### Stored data
========================================
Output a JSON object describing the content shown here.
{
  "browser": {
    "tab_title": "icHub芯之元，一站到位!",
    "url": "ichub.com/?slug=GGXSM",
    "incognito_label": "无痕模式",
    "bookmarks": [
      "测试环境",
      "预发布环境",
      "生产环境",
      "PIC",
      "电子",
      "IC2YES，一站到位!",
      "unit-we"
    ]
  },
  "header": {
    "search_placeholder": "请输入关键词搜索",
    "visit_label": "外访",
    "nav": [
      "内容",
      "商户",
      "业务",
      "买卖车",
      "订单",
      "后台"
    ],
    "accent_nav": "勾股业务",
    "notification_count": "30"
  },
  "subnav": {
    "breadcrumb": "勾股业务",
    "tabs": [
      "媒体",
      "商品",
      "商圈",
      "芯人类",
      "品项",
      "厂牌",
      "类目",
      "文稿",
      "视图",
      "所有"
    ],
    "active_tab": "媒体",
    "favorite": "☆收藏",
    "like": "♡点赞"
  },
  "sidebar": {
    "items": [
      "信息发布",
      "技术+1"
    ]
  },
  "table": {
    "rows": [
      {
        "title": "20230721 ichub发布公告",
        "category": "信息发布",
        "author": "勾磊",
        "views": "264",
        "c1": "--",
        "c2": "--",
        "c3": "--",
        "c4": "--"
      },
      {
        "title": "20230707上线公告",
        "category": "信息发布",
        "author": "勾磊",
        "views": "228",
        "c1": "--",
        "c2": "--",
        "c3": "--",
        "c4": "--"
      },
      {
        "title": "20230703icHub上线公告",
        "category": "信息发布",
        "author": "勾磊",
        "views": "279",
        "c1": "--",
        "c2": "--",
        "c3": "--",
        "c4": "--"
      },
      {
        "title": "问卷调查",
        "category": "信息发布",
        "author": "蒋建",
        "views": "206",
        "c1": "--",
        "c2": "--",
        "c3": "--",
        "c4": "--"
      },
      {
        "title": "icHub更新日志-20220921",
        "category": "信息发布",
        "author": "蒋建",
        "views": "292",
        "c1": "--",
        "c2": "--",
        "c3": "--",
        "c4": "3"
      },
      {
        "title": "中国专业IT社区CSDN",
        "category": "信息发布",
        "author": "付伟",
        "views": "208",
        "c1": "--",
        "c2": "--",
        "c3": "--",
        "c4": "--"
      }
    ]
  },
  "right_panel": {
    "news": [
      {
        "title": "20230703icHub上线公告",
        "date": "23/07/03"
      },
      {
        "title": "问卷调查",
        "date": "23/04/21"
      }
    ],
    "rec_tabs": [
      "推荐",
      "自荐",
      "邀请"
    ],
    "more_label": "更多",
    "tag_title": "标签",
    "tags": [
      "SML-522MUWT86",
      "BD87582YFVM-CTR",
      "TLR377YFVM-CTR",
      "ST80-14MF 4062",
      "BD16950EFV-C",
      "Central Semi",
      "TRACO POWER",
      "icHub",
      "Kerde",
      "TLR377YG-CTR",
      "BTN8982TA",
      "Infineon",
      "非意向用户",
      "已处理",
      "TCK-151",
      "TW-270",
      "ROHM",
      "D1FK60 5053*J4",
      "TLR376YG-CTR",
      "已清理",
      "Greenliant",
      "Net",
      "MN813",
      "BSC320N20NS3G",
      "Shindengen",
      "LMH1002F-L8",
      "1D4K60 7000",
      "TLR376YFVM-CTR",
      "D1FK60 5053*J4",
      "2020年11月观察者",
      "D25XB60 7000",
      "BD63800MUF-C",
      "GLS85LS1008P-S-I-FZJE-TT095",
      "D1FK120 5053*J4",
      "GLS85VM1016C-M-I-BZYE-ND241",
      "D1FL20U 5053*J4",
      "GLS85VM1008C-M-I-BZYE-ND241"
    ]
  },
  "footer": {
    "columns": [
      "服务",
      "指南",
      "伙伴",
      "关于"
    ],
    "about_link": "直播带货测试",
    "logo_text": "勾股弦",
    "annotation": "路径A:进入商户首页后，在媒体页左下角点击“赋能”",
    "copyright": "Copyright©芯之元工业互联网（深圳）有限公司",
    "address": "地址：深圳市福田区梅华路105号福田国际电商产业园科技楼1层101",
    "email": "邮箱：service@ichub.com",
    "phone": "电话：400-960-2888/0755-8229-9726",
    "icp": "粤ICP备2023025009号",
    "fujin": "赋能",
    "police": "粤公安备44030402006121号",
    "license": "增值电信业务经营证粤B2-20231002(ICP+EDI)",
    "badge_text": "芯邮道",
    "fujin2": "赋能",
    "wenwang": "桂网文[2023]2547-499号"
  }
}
========================================
Locate the word "views" in the entries, and copy every line where it is found.

### CORRECT RESULT
        "views": "264",
        "views": "228",
        "views": "279",
        "views": "206",
        "views": "292",
        "views": "208",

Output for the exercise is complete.